+++ Task data

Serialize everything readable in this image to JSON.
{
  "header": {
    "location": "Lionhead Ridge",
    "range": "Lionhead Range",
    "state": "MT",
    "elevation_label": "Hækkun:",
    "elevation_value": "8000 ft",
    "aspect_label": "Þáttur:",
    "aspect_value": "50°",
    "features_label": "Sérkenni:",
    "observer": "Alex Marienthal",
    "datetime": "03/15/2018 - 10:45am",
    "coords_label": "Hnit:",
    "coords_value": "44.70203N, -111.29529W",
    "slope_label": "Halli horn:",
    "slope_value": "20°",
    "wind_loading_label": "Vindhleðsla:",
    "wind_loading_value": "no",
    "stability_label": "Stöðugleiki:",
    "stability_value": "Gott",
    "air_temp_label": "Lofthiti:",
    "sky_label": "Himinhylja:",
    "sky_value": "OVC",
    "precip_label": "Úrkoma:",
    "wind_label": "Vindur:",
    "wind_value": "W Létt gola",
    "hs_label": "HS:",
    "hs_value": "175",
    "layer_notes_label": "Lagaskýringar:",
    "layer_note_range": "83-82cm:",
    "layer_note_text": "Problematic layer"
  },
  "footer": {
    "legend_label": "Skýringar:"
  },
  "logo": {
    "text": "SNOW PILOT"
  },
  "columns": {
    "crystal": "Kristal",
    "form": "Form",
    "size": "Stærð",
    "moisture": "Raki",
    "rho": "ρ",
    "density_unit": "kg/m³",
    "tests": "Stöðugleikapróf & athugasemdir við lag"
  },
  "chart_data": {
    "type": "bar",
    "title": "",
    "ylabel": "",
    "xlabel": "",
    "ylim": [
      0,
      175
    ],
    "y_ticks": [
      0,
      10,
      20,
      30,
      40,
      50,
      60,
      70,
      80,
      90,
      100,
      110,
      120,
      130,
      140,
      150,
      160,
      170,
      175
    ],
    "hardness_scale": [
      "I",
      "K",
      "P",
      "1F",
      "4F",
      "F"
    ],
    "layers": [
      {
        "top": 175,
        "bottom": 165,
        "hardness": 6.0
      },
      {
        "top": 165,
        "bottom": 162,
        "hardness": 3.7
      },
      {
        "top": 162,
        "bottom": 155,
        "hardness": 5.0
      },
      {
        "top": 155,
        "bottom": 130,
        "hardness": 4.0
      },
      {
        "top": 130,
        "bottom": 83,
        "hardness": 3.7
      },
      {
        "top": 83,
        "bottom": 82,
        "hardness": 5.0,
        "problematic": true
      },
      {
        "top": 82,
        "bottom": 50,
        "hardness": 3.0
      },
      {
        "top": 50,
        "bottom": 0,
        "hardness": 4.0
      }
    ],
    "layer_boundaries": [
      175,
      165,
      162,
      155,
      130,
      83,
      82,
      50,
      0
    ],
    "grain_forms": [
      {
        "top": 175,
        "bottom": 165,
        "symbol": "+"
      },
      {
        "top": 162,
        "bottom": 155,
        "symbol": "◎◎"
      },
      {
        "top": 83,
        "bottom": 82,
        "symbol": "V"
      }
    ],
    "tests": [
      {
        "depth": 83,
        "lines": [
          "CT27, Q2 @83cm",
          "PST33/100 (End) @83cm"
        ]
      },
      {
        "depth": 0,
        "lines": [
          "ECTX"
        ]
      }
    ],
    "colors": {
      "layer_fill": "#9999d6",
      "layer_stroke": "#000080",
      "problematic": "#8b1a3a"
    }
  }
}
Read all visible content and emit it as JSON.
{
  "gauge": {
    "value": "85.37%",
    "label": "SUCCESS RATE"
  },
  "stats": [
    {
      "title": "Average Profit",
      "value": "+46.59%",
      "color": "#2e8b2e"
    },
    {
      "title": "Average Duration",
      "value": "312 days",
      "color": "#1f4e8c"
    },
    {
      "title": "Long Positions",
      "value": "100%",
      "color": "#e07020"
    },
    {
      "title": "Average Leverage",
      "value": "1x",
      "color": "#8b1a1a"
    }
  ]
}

++++++

_Directive_. Only a number is wanted: how many lines of the material above hold "tests"?

_Finished answer_. 2